*Provided data:*
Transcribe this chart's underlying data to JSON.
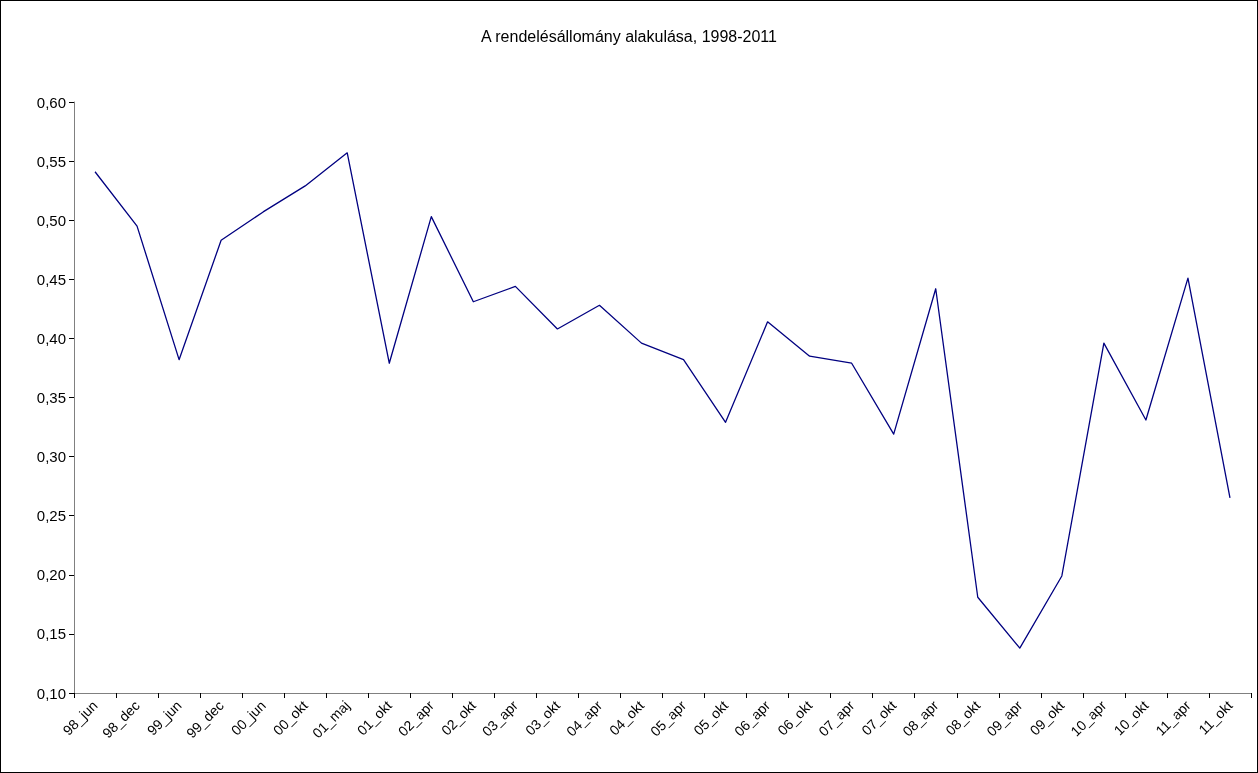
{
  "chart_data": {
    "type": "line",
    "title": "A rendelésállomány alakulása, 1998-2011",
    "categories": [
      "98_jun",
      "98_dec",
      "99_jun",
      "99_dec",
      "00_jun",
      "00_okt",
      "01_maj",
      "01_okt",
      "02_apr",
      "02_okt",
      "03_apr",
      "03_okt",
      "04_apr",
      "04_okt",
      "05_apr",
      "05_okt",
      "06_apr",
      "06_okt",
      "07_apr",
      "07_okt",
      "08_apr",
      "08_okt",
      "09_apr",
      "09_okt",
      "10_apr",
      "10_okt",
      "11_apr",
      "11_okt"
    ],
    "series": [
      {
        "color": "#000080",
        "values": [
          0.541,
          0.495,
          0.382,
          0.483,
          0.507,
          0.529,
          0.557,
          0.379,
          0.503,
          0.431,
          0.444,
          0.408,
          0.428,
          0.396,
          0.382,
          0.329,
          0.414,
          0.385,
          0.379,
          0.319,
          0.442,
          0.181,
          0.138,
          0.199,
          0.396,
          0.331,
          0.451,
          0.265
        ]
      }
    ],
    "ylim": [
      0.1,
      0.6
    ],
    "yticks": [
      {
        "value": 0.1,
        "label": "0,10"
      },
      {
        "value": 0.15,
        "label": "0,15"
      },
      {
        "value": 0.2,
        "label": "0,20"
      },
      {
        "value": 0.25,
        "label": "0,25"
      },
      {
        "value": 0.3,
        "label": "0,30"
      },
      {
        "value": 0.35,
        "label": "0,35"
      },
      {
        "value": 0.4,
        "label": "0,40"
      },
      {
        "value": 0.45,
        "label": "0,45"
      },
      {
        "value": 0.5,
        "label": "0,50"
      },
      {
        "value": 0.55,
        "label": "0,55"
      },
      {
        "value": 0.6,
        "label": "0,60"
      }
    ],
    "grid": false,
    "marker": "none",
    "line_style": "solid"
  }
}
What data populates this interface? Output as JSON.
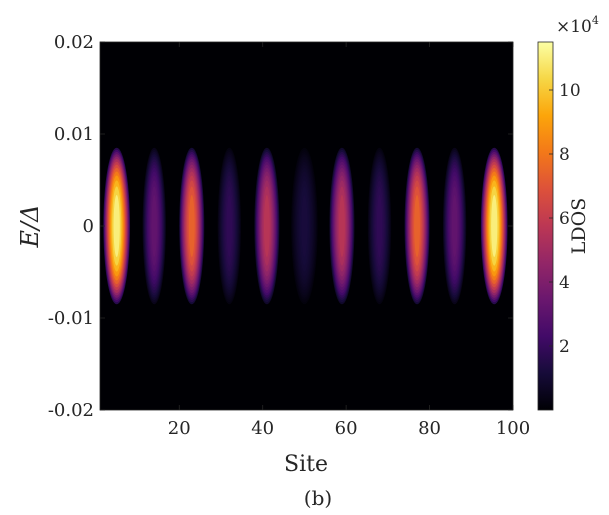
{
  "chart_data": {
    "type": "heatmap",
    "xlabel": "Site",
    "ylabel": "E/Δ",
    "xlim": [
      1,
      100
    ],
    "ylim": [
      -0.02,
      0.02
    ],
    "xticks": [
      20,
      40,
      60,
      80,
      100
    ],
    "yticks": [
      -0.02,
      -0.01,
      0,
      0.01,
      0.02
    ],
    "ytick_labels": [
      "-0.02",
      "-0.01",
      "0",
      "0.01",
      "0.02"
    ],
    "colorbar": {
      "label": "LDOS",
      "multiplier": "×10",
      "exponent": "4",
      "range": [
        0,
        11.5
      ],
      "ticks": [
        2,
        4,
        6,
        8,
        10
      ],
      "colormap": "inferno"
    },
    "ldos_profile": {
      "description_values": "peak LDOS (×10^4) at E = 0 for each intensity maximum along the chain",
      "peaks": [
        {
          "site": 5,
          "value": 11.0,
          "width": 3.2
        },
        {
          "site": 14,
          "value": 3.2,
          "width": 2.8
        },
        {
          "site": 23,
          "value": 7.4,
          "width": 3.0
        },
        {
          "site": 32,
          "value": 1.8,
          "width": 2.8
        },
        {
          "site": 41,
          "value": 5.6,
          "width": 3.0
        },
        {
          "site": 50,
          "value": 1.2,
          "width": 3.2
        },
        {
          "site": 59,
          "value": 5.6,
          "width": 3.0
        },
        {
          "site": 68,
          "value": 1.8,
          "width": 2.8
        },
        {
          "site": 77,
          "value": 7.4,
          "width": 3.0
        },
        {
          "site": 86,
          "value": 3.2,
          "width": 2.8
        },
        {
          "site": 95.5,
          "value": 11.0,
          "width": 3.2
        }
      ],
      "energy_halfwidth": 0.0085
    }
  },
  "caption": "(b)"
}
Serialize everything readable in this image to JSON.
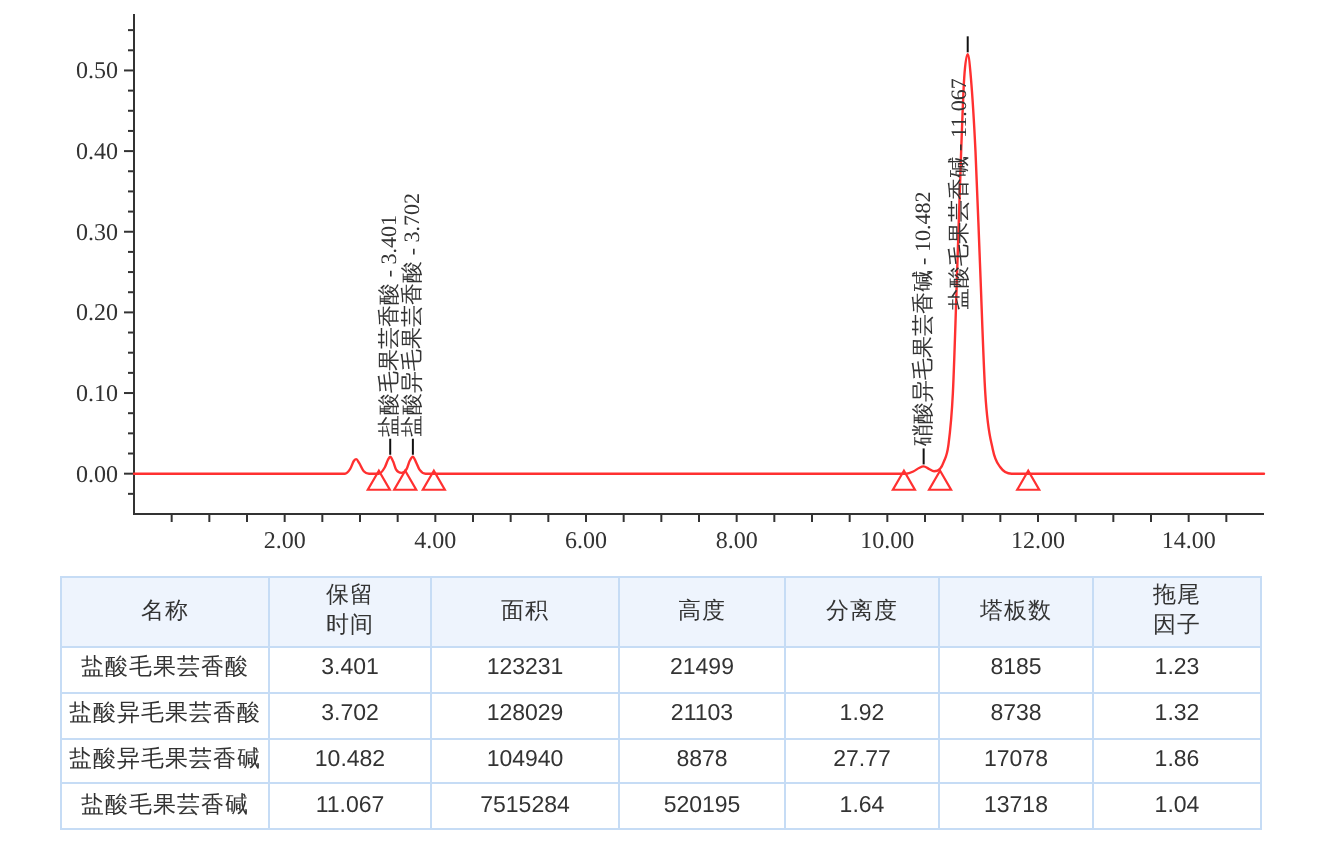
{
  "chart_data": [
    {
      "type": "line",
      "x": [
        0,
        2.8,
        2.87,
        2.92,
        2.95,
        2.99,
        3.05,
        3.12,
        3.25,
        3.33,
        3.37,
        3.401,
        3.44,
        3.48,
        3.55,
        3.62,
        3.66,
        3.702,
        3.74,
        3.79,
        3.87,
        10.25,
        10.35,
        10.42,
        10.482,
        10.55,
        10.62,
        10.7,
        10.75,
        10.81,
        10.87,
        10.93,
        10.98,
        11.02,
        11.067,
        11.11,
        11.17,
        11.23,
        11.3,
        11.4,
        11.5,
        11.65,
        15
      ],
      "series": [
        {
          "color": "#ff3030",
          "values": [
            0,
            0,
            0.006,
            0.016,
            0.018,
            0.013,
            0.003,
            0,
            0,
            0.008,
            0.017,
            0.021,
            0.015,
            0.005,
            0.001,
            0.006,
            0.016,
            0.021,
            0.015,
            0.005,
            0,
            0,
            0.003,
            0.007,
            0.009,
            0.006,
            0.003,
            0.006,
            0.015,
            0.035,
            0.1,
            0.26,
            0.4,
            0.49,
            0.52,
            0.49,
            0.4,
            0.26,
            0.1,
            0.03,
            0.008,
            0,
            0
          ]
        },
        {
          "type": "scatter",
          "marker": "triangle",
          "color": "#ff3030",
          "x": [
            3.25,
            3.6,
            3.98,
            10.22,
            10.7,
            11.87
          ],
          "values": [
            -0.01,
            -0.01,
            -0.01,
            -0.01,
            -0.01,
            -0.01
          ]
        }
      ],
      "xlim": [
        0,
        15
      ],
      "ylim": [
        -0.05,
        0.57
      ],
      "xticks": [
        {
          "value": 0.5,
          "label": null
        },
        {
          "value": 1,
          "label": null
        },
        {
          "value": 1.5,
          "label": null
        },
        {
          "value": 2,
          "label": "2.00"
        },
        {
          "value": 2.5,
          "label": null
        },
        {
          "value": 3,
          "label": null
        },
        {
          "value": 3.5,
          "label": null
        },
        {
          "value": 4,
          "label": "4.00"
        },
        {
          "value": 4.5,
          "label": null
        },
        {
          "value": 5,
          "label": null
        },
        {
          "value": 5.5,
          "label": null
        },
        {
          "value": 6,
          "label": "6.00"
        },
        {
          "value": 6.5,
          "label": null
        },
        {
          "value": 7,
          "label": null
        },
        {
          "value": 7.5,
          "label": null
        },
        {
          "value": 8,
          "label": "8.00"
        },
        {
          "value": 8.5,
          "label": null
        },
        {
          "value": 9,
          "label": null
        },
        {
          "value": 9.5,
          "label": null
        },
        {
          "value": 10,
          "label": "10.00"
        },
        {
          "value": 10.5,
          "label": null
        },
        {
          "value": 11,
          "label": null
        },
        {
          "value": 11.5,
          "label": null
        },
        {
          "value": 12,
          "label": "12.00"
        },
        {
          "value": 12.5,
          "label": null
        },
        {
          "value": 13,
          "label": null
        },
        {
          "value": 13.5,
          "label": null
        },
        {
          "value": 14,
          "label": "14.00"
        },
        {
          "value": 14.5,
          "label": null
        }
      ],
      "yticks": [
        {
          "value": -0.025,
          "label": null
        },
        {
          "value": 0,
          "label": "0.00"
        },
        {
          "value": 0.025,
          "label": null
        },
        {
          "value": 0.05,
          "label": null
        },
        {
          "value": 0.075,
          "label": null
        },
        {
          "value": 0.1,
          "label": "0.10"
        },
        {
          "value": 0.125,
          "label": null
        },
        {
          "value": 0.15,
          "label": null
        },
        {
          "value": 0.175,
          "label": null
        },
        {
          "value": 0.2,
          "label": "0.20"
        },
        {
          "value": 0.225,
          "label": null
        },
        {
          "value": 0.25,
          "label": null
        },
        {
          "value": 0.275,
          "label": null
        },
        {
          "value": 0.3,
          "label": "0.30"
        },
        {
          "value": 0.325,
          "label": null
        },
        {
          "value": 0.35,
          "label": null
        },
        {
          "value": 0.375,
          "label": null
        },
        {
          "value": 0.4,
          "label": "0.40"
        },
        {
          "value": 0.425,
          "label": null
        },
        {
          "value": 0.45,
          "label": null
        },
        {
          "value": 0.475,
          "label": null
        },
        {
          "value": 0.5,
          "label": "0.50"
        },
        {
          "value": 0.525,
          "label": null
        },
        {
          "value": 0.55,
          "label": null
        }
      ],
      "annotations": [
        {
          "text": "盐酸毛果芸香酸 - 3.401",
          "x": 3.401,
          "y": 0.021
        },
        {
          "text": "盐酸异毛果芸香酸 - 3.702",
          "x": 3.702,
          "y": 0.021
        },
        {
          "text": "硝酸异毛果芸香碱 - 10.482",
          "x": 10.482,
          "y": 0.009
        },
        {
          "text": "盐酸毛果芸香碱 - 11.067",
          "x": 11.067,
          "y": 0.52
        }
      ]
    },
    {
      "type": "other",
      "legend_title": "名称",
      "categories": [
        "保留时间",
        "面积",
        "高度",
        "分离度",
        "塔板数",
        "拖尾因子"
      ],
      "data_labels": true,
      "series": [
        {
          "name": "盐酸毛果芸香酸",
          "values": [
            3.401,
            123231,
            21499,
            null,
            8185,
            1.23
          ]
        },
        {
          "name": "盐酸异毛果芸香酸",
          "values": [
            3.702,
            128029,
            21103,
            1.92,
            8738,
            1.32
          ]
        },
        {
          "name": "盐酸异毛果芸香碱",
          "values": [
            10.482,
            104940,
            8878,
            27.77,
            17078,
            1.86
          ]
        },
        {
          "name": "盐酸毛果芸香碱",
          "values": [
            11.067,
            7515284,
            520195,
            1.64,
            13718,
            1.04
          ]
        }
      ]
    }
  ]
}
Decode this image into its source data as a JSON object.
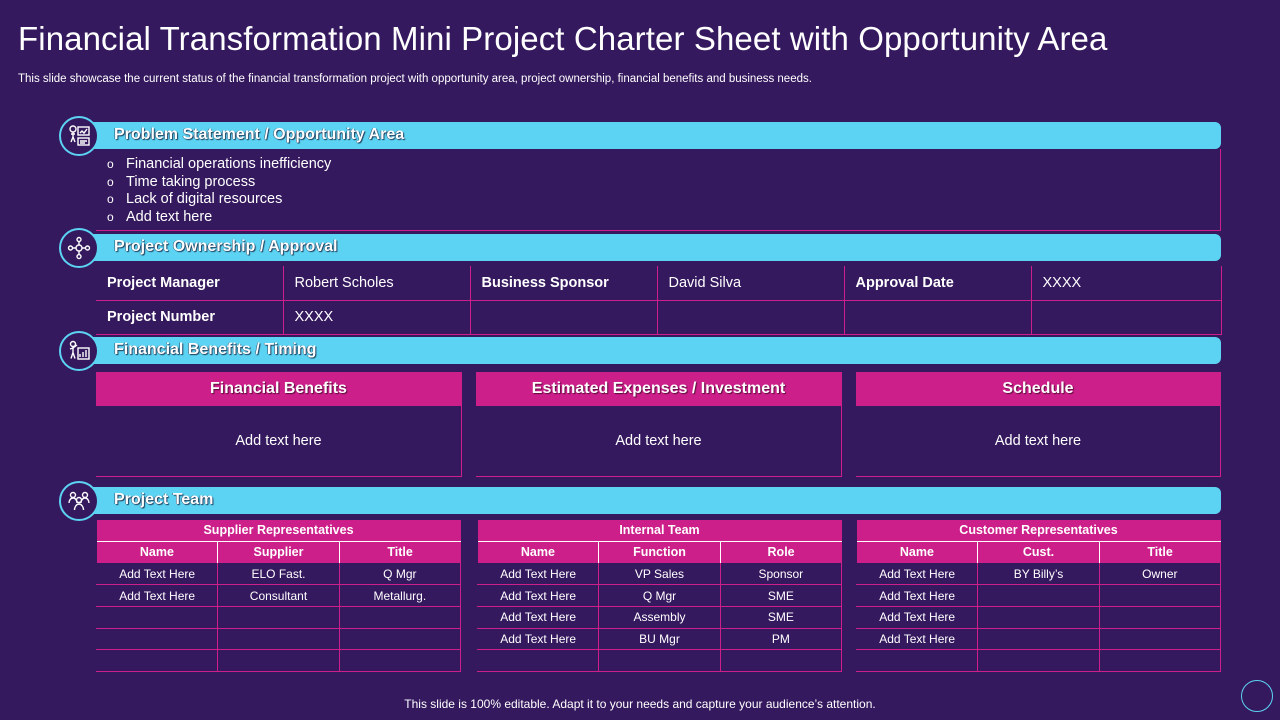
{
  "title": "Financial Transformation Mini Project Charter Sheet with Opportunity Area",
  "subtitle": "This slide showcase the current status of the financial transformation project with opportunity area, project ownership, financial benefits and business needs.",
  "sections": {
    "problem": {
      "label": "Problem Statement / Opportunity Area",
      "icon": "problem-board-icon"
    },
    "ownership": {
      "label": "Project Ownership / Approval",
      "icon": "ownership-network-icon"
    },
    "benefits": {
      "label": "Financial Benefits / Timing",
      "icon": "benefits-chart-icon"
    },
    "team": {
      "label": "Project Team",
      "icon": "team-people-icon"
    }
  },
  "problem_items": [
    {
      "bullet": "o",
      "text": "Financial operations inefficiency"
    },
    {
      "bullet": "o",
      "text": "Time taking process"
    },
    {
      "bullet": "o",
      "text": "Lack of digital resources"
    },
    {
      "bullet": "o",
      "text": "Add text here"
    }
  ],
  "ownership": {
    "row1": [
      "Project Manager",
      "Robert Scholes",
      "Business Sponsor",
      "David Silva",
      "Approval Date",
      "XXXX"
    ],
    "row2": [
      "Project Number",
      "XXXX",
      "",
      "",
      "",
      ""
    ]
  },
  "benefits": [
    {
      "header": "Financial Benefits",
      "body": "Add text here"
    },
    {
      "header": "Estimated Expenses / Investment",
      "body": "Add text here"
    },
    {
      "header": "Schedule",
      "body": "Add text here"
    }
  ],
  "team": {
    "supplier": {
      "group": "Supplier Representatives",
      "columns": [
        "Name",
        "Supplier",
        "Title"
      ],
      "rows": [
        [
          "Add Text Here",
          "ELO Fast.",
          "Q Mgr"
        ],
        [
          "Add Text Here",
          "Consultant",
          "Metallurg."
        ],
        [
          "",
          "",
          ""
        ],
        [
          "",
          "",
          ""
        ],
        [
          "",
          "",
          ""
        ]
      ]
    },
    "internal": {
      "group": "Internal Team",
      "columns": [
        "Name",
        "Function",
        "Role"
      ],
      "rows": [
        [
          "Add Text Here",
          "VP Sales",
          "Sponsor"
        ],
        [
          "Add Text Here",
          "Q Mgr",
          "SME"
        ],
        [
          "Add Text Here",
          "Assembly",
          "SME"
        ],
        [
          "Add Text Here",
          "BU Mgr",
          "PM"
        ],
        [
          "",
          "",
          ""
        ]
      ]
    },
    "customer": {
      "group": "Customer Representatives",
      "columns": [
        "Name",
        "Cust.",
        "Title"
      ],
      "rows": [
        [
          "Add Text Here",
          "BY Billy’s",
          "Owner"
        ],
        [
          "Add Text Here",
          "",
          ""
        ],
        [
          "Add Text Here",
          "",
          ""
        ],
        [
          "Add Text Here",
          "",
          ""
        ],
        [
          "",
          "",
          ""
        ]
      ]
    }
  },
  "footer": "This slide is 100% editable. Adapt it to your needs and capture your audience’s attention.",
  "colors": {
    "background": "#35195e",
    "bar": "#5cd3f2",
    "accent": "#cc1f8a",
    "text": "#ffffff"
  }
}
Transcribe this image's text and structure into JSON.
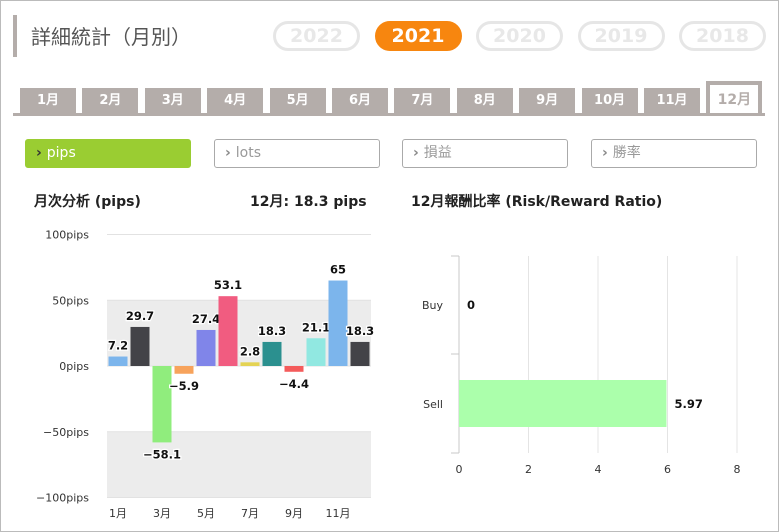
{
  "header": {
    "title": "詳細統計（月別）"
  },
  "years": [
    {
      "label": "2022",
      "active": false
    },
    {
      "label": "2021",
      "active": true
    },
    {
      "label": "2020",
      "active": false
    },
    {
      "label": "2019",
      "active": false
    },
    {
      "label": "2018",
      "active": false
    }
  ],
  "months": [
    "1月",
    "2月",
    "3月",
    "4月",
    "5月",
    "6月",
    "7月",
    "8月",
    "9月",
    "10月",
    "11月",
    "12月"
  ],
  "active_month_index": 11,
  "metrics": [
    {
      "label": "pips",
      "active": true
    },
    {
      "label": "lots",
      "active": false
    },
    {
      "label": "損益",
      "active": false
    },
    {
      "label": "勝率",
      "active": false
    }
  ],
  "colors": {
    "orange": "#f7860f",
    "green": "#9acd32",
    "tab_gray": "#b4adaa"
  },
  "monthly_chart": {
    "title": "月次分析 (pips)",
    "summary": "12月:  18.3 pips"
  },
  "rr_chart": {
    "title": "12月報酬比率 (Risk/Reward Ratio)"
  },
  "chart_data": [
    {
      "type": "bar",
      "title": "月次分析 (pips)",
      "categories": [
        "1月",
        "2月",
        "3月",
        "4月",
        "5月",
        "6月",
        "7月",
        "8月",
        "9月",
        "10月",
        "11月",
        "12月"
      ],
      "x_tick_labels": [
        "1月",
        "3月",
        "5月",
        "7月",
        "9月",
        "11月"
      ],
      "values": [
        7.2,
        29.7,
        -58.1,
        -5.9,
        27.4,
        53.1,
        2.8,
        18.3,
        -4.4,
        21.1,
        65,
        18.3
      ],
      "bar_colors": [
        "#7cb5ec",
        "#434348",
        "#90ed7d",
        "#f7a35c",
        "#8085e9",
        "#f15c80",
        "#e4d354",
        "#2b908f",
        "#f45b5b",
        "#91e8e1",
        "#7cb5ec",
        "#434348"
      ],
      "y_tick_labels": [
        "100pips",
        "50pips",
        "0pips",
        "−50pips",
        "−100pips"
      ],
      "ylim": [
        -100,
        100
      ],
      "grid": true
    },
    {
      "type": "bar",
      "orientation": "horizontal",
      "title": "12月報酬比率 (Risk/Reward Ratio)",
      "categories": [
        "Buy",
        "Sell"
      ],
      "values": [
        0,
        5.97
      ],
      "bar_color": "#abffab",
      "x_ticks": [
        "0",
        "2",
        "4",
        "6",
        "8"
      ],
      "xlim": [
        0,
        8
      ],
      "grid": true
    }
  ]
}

*What is asked:* Search the records for the word "Transcribe", then list every line that has it.

*Written answer:*
Transcribe this chart's underlying data to JSON.
Transcribe this image's text and structure into JSON.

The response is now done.